> _Document excerpt_:
Court name
Supreme Court of Zimbabwe
Case number
SC 49 of 2014
Civil Appeal SC 32 of 2013

Wyk v Tarcon (Pvt) Ltd (SC 49 of 2014, Civil Appeal SC 32 of 2013) [2014] ZWSC 49 (09 July 2014);

Law report citations
Media neutral citation
[2014] ZWSC 49
Patel JA

Judgment No SC 49/14

Civil Appeal No SC 32/13











HARARE, 5 NOVEMBER, 2013 & JULY 10, 2014



N. Madya, for the appellant

R. Chingwena, for the respondent



            PATEL JA:               This is an appeal from the decision of the High Court granting absolution from the instance in respect of the appellant’s claim. The claim was for US$62,707.12 as the balance owing to him from 2002 to 2008 for unpaid salaries and allowances and charges for the hire of his truck. The respondent denied that there had been any agreed reconciliation with the appellant for the sums claimed. The respondent also averred that the appellant was not employed by it but by another entity, Tarcon Limitada, which was based in Mozambique.

> _Recorded information_:
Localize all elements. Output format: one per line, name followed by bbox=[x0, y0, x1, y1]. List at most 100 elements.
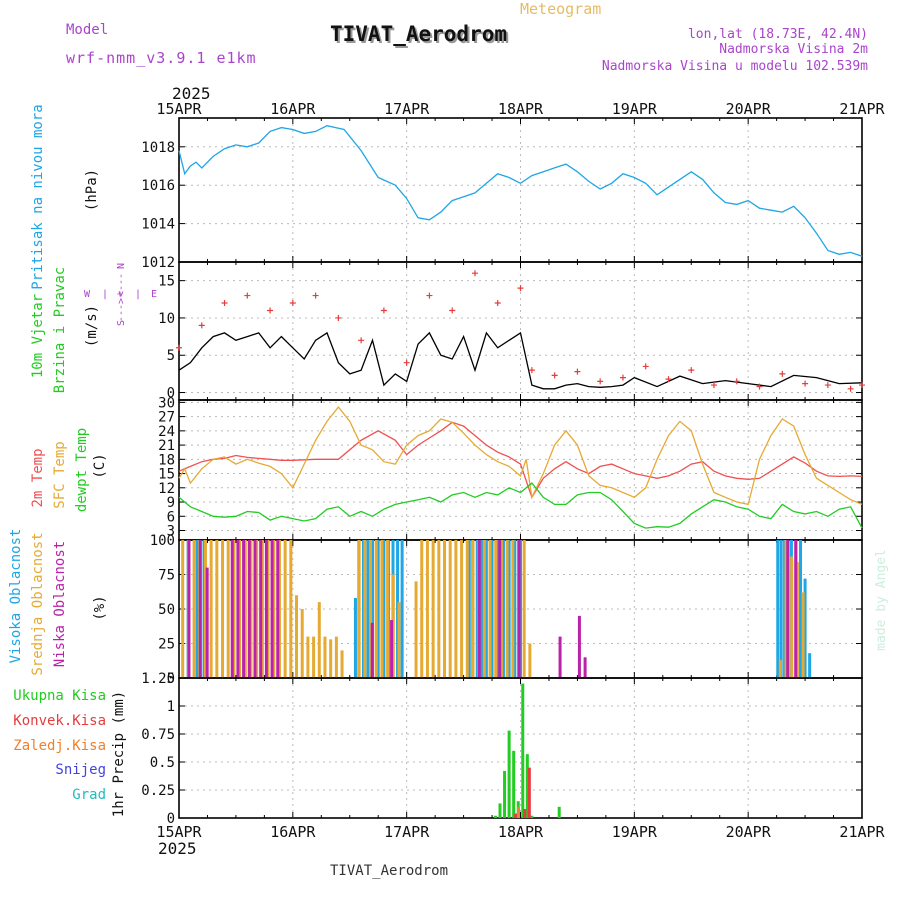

> _Your tasks_:
**A)** According to the Supreme Court judgment, what amount did the appellant claim?
**B)** Say whether each statement agrees with the Supreme Court judgment, answering yes or no and quoting the deciding words: (i) The appeal was brought against a High Court decision granting absolution from the instance. (ii) The respondent accepted that an agreed reconciliation had taken place with the appellant. (iii) Tarcon Limitada was based in Mozambique.
**C)** Continue the Supreme Court judgment from the point where it stops.

> _Outputs in order_:
**A)** US$62,707.12

**B)**
(i) Yes: "This is an appeal from the decision of the High Court granting absolution from the instance in respect of the appellant’s claim."
(ii) No: "The respondent denied that there had been any agreed reconciliation with the appellant for the sums claimed."
(iii) Yes: "another entity, Tarcon Limitada, which was based in Mozambique."

**C)**
            The High Court held that the claim for salaries and allowances was not based on any stated account but on a contract of employment governed by the Labour Act [Cap 28:01] and therefore fell outside the jurisdiction of the court in the first instance. Moreover, the claim had prescribed after the lapse of two years. It further held that because the payments were to be made to the appellant outside the country they were not recoverable as being in contravention of the Exchange Control Regulations 1996. Additionally, it was held that the proper claimant in respect of the truck hire charges should have been the appellant’s company, Earthquip (Pvt) Ltd, and that the proper defendant should have been the entity based in Mozambique. Consequently, the appellant had no locus standi to institute that claim. For all of these reasons, the court granted the respondent’s application for absolution from the instance.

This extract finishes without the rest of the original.